» **Saved entries**
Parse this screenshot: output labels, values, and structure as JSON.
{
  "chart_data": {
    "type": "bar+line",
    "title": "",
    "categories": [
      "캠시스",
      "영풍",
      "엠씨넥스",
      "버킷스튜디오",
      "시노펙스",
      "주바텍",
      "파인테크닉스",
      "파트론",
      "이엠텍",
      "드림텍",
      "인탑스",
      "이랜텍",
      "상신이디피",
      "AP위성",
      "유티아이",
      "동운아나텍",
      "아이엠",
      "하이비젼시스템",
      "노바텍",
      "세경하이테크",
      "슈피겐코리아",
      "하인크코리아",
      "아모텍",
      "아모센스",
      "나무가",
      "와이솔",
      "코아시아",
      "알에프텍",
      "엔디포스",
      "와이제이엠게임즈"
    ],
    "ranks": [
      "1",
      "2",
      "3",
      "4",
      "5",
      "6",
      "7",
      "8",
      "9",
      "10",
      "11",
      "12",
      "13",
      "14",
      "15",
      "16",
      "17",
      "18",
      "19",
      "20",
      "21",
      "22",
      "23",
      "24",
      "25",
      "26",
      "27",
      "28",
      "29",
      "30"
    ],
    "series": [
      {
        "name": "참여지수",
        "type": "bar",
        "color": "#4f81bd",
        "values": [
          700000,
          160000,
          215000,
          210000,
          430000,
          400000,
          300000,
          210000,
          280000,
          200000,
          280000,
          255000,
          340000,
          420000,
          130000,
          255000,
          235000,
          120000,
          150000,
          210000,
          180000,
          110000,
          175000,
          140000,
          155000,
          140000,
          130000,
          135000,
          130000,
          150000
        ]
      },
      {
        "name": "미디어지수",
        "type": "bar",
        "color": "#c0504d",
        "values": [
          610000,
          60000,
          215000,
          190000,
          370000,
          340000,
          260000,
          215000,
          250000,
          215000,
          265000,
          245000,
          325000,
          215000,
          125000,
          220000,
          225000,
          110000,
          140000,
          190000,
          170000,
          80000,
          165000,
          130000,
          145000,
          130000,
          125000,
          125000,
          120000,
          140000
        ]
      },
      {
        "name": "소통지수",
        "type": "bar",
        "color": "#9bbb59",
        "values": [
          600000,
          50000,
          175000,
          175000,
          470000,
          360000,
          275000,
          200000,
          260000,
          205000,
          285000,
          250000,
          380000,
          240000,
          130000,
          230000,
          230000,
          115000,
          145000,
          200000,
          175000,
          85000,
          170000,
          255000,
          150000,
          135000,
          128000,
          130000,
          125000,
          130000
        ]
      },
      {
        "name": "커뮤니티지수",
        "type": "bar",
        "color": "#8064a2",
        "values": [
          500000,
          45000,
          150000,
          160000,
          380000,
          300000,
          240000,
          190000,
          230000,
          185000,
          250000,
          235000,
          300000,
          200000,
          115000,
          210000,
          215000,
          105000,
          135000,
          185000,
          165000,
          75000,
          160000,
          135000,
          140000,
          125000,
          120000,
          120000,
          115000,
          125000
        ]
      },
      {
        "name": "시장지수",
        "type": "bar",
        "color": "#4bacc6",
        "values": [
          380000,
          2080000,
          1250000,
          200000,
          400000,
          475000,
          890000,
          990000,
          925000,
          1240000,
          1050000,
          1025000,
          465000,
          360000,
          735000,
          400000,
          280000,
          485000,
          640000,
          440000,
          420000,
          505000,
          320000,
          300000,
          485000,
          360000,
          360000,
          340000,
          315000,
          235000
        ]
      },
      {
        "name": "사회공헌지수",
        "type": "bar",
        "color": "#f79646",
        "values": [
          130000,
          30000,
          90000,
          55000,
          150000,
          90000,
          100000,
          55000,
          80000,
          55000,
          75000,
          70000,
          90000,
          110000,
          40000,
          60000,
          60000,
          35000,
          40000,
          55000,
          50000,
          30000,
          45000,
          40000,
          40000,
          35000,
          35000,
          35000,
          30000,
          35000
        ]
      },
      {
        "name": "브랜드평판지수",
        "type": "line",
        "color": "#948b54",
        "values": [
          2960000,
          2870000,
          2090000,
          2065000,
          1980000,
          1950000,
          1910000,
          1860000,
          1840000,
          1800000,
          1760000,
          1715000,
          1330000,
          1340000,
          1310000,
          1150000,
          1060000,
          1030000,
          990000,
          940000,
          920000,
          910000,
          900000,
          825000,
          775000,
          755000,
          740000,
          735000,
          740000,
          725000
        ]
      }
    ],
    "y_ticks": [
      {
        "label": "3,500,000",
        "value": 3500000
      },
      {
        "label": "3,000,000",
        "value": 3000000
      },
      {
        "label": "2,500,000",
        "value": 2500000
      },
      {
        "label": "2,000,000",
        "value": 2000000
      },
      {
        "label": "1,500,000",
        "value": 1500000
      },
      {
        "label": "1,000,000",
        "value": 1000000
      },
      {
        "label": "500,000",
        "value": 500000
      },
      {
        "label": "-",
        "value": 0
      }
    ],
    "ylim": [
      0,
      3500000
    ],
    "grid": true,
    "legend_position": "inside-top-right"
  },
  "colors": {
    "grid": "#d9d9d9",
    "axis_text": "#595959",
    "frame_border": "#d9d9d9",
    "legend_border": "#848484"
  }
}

» **Task objective**
Output the full listing without altering anything.

» **Answer to the task**
Parse this screenshot: output labels, values, and structure as JSON.
{
  "chart_data": {
    "type": "bar+line",
    "title": "",
    "categories": [
      "캠시스",
      "영풍",
      "엠씨넥스",
      "버킷스튜디오",
      "시노펙스",
      "주바텍",
      "파인테크닉스",
      "파트론",
      "이엠텍",
      "드림텍",
      "인탑스",
      "이랜텍",
      "상신이디피",
      "AP위성",
      "유티아이",
      "동운아나텍",
      "아이엠",
      "하이비젼시스템",
      "노바텍",
      "세경하이테크",
      "슈피겐코리아",
      "하인크코리아",
      "아모텍",
      "아모센스",
      "나무가",
      "와이솔",
      "코아시아",
      "알에프텍",
      "엔디포스",
      "와이제이엠게임즈"
    ],
    "ranks": [
      "1",
      "2",
      "3",
      "4",
      "5",
      "6",
      "7",
      "8",
      "9",
      "10",
      "11",
      "12",
      "13",
      "14",
      "15",
      "16",
      "17",
      "18",
      "19",
      "20",
      "21",
      "22",
      "23",
      "24",
      "25",
      "26",
      "27",
      "28",
      "29",
      "30"
    ],
    "series": [
      {
        "name": "참여지수",
        "type": "bar",
        "color": "#4f81bd",
        "values": [
          700000,
          160000,
          215000,
          210000,
          430000,
          400000,
          300000,
          210000,
          280000,
          200000,
          280000,
          255000,
          340000,
          420000,
          130000,
          255000,
          235000,
          120000,
          150000,
          210000,
          180000,
          110000,
          175000,
          140000,
          155000,
          140000,
          130000,
          135000,
          130000,
          150000
        ]
      },
      {
        "name": "미디어지수",
        "type": "bar",
        "color": "#c0504d",
        "values": [
          610000,
          60000,
          215000,
          190000,
          370000,
          340000,
          260000,
          215000,
          250000,
          215000,
          265000,
          245000,
          325000,
          215000,
          125000,
          220000,
          225000,
          110000,
          140000,
          190000,
          170000,
          80000,
          165000,
          130000,
          145000,
          130000,
          125000,
          125000,
          120000,
          140000
        ]
      },
      {
        "name": "소통지수",
        "type": "bar",
        "color": "#9bbb59",
        "values": [
          600000,
          50000,
          175000,
          175000,
          470000,
          360000,
          275000,
          200000,
          260000,
          205000,
          285000,
          250000,
          380000,
          240000,
          130000,
          230000,
          230000,
          115000,
          145000,
          200000,
          175000,
          85000,
          170000,
          255000,
          150000,
          135000,
          128000,
          130000,
          125000,
          130000
        ]
      },
      {
        "name": "커뮤니티지수",
        "type": "bar",
        "color": "#8064a2",
        "values": [
          500000,
          45000,
          150000,
          160000,
          380000,
          300000,
          240000,
          190000,
          230000,
          185000,
          250000,
          235000,
          300000,
          200000,
          115000,
          210000,
          215000,
          105000,
          135000,
          185000,
          165000,
          75000,
          160000,
          135000,
          140000,
          125000,
          120000,
          120000,
          115000,
          125000
        ]
      },
      {
        "name": "시장지수",
        "type": "bar",
        "color": "#4bacc6",
        "values": [
          380000,
          2080000,
          1250000,
          200000,
          400000,
          475000,
          890000,
          990000,
          925000,
          1240000,
          1050000,
          1025000,
          465000,
          360000,
          735000,
          400000,
          280000,
          485000,
          640000,
          440000,
          420000,
          505000,
          320000,
          300000,
          485000,
          360000,
          360000,
          340000,
          315000,
          235000
        ]
      },
      {
        "name": "사회공헌지수",
        "type": "bar",
        "color": "#f79646",
        "values": [
          130000,
          30000,
          90000,
          55000,
          150000,
          90000,
          100000,
          55000,
          80000,
          55000,
          75000,
          70000,
          90000,
          110000,
          40000,
          60000,
          60000,
          35000,
          40000,
          55000,
          50000,
          30000,
          45000,
          40000,
          40000,
          35000,
          35000,
          35000,
          30000,
          35000
        ]
      },
      {
        "name": "브랜드평판지수",
        "type": "line",
        "color": "#948b54",
        "values": [
          2960000,
          2870000,
          2090000,
          2065000,
          1980000,
          1950000,
          1910000,
          1860000,
          1840000,
          1800000,
          1760000,
          1715000,
          1330000,
          1340000,
          1310000,
          1150000,
          1060000,
          1030000,
          990000,
          940000,
          920000,
          910000,
          900000,
          825000,
          775000,
          755000,
          740000,
          735000,
          740000,
          725000
        ]
      }
    ],
    "y_ticks": [
      {
        "label": "3,500,000",
        "value": 3500000
      },
      {
        "label": "3,000,000",
        "value": 3000000
      },
      {
        "label": "2,500,000",
        "value": 2500000
      },
      {
        "label": "2,000,000",
        "value": 2000000
      },
      {
        "label": "1,500,000",
        "value": 1500000
      },
      {
        "label": "1,000,000",
        "value": 1000000
      },
      {
        "label": "500,000",
        "value": 500000
      },
      {
        "label": "-",
        "value": 0
      }
    ],
    "ylim": [
      0,
      3500000
    ],
    "grid": true,
    "legend_position": "inside-top-right"
  },
  "colors": {
    "grid": "#d9d9d9",
    "axis_text": "#595959",
    "frame_border": "#d9d9d9",
    "legend_border": "#848484"
  }
}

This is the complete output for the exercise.